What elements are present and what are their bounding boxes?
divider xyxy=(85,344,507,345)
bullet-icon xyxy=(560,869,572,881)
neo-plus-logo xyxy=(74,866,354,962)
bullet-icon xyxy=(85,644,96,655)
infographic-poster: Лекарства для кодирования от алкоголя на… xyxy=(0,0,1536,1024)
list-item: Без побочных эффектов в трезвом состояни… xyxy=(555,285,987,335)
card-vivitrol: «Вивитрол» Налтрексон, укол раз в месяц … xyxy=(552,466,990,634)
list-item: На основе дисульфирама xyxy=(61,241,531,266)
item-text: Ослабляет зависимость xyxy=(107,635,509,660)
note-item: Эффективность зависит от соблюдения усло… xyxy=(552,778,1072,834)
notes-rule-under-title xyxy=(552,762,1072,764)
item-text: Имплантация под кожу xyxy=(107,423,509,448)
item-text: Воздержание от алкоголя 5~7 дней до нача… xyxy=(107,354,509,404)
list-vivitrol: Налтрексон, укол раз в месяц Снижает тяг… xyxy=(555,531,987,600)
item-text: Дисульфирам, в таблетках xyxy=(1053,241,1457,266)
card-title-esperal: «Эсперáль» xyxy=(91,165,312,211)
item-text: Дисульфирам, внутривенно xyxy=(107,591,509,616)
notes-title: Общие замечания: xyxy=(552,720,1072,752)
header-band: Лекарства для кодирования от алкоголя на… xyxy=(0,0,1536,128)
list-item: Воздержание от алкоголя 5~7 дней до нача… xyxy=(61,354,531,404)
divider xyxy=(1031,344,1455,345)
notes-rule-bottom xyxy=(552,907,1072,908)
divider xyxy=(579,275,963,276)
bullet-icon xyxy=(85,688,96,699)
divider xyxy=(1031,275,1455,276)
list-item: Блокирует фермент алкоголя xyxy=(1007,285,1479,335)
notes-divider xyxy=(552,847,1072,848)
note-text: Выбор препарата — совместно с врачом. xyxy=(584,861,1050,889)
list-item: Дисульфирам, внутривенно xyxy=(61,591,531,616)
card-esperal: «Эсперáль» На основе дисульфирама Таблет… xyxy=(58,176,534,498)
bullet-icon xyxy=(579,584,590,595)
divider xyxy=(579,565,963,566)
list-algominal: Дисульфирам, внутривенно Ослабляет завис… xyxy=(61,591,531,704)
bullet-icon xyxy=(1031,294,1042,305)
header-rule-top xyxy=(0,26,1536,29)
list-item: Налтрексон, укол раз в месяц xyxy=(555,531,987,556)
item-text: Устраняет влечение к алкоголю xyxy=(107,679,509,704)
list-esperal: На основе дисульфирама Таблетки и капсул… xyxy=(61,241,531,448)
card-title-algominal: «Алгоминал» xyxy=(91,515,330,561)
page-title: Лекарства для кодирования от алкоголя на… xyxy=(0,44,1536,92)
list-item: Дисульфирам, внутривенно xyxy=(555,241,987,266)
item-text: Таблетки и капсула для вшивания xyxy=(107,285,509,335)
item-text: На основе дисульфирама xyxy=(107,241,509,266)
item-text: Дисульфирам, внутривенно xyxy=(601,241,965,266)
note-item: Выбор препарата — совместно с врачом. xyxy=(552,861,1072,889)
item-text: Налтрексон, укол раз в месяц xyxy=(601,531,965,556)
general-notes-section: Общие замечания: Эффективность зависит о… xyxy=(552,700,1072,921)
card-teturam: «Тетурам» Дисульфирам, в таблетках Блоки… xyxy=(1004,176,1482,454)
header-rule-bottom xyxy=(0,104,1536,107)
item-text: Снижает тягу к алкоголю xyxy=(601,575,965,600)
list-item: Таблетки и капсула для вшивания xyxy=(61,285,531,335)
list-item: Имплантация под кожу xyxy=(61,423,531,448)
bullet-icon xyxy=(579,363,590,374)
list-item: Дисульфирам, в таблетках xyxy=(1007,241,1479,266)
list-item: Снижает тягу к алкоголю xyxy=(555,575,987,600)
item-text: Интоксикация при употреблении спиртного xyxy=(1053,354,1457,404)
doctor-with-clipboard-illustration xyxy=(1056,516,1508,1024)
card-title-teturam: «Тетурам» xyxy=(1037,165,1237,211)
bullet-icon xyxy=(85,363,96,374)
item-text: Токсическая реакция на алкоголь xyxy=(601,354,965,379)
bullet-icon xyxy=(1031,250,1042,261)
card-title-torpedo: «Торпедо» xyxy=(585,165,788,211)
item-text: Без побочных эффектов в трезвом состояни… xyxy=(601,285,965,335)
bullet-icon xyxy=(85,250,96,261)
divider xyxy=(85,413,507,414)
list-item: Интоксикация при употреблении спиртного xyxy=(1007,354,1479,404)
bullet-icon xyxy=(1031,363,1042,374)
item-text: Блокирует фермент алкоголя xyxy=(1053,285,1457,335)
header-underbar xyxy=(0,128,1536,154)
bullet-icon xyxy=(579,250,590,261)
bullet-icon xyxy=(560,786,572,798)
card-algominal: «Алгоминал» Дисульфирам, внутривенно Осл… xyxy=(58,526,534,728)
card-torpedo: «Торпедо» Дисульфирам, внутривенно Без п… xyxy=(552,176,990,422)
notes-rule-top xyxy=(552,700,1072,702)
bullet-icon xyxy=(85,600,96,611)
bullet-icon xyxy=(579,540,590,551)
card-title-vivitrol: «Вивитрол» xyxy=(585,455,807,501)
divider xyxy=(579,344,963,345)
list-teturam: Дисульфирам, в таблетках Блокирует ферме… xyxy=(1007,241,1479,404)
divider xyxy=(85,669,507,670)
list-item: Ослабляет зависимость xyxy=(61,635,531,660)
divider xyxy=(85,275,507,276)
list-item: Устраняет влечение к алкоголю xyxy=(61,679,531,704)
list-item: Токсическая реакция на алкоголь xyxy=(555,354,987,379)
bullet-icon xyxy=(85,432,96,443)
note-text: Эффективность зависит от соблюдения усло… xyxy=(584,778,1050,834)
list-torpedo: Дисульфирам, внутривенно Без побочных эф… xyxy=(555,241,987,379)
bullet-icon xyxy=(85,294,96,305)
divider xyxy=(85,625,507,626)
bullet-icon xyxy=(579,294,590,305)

^^^^^^^^^^^^^^^^

Instructions for the task »
Copy all of the items above again, putting "list-marker" in place of each "bullet-icon" and leaving everything else as it is.

Output for this task »
What elements are present and what are their bounding boxes?
divider xyxy=(85,344,507,345)
list-marker xyxy=(560,869,572,881)
neo-plus-logo xyxy=(74,866,354,962)
list-marker xyxy=(85,644,96,655)
infographic-poster: Лекарства для кодирования от алкоголя на… xyxy=(0,0,1536,1024)
list-item: Без побочных эффектов в трезвом состояни… xyxy=(555,285,987,335)
card-vivitrol: «Вивитрол» Налтрексон, укол раз в месяц … xyxy=(552,466,990,634)
list-item: На основе дисульфирама xyxy=(61,241,531,266)
item-text: Ослабляет зависимость xyxy=(107,635,509,660)
note-item: Эффективность зависит от соблюдения усло… xyxy=(552,778,1072,834)
notes-rule-under-title xyxy=(552,762,1072,764)
item-text: Имплантация под кожу xyxy=(107,423,509,448)
item-text: Воздержание от алкоголя 5~7 дней до нача… xyxy=(107,354,509,404)
list-vivitrol: Налтрексон, укол раз в месяц Снижает тяг… xyxy=(555,531,987,600)
item-text: Дисульфирам, в таблетках xyxy=(1053,241,1457,266)
card-title-esperal: «Эсперáль» xyxy=(91,165,312,211)
item-text: Дисульфирам, внутривенно xyxy=(107,591,509,616)
notes-title: Общие замечания: xyxy=(552,720,1072,752)
header-band: Лекарства для кодирования от алкоголя на… xyxy=(0,0,1536,128)
list-item: Воздержание от алкоголя 5~7 дней до нача… xyxy=(61,354,531,404)
divider xyxy=(1031,344,1455,345)
notes-rule-bottom xyxy=(552,907,1072,908)
divider xyxy=(579,275,963,276)
list-marker xyxy=(85,688,96,699)
divider xyxy=(1031,275,1455,276)
list-item: Блокирует фермент алкоголя xyxy=(1007,285,1479,335)
notes-divider xyxy=(552,847,1072,848)
note-text: Выбор препарата — совместно с врачом. xyxy=(584,861,1050,889)
list-item: Дисульфирам, внутривенно xyxy=(61,591,531,616)
card-esperal: «Эсперáль» На основе дисульфирама Таблет… xyxy=(58,176,534,498)
list-marker xyxy=(579,584,590,595)
divider xyxy=(579,565,963,566)
list-algominal: Дисульфирам, внутривенно Ослабляет завис… xyxy=(61,591,531,704)
list-marker xyxy=(1031,294,1042,305)
header-rule-top xyxy=(0,26,1536,29)
list-item: Налтрексон, укол раз в месяц xyxy=(555,531,987,556)
item-text: Устраняет влечение к алкоголю xyxy=(107,679,509,704)
list-esperal: На основе дисульфирама Таблетки и капсул… xyxy=(61,241,531,448)
card-title-algominal: «Алгоминал» xyxy=(91,515,330,561)
page-title: Лекарства для кодирования от алкоголя на… xyxy=(0,44,1536,92)
list-item: Дисульфирам, внутривенно xyxy=(555,241,987,266)
item-text: Таблетки и капсула для вшивания xyxy=(107,285,509,335)
item-text: На основе дисульфирама xyxy=(107,241,509,266)
item-text: Дисульфирам, внутривенно xyxy=(601,241,965,266)
note-item: Выбор препарата — совместно с врачом. xyxy=(552,861,1072,889)
item-text: Налтрексон, укол раз в месяц xyxy=(601,531,965,556)
general-notes-section: Общие замечания: Эффективность зависит о… xyxy=(552,700,1072,921)
card-teturam: «Тетурам» Дисульфирам, в таблетках Блоки… xyxy=(1004,176,1482,454)
header-rule-bottom xyxy=(0,104,1536,107)
item-text: Снижает тягу к алкоголю xyxy=(601,575,965,600)
list-item: Таблетки и капсула для вшивания xyxy=(61,285,531,335)
list-item: Имплантация под кожу xyxy=(61,423,531,448)
list-marker xyxy=(579,363,590,374)
list-item: Дисульфирам, в таблетках xyxy=(1007,241,1479,266)
list-item: Снижает тягу к алкоголю xyxy=(555,575,987,600)
item-text: Интоксикация при употреблении спиртного xyxy=(1053,354,1457,404)
doctor-with-clipboard-illustration xyxy=(1056,516,1508,1024)
card-title-teturam: «Тетурам» xyxy=(1037,165,1237,211)
list-marker xyxy=(85,363,96,374)
item-text: Токсическая реакция на алкоголь xyxy=(601,354,965,379)
list-marker xyxy=(1031,250,1042,261)
card-title-torpedo: «Торпедо» xyxy=(585,165,788,211)
item-text: Без побочных эффектов в трезвом состояни… xyxy=(601,285,965,335)
list-marker xyxy=(85,250,96,261)
divider xyxy=(85,413,507,414)
list-item: Интоксикация при употреблении спиртного xyxy=(1007,354,1479,404)
list-marker xyxy=(1031,363,1042,374)
item-text: Блокирует фермент алкоголя xyxy=(1053,285,1457,335)
header-underbar xyxy=(0,128,1536,154)
list-marker xyxy=(579,250,590,261)
list-marker xyxy=(560,786,572,798)
card-algominal: «Алгоминал» Дисульфирам, внутривенно Осл… xyxy=(58,526,534,728)
card-torpedo: «Торпедо» Дисульфирам, внутривенно Без п… xyxy=(552,176,990,422)
notes-rule-top xyxy=(552,700,1072,702)
list-marker xyxy=(85,600,96,611)
list-marker xyxy=(579,540,590,551)
card-title-vivitrol: «Вивитрол» xyxy=(585,455,807,501)
divider xyxy=(579,344,963,345)
list-teturam: Дисульфирам, в таблетках Блокирует ферме… xyxy=(1007,241,1479,404)
divider xyxy=(85,669,507,670)
list-item: Ослабляет зависимость xyxy=(61,635,531,660)
divider xyxy=(85,275,507,276)
list-item: Устраняет влечение к алкоголю xyxy=(61,679,531,704)
list-item: Токсическая реакция на алкоголь xyxy=(555,354,987,379)
list-marker xyxy=(85,432,96,443)
note-text: Эффективность зависит от соблюдения усло… xyxy=(584,778,1050,834)
list-torpedo: Дисульфирам, внутривенно Без побочных эф… xyxy=(555,241,987,379)
list-marker xyxy=(85,294,96,305)
divider xyxy=(85,625,507,626)
list-marker xyxy=(579,294,590,305)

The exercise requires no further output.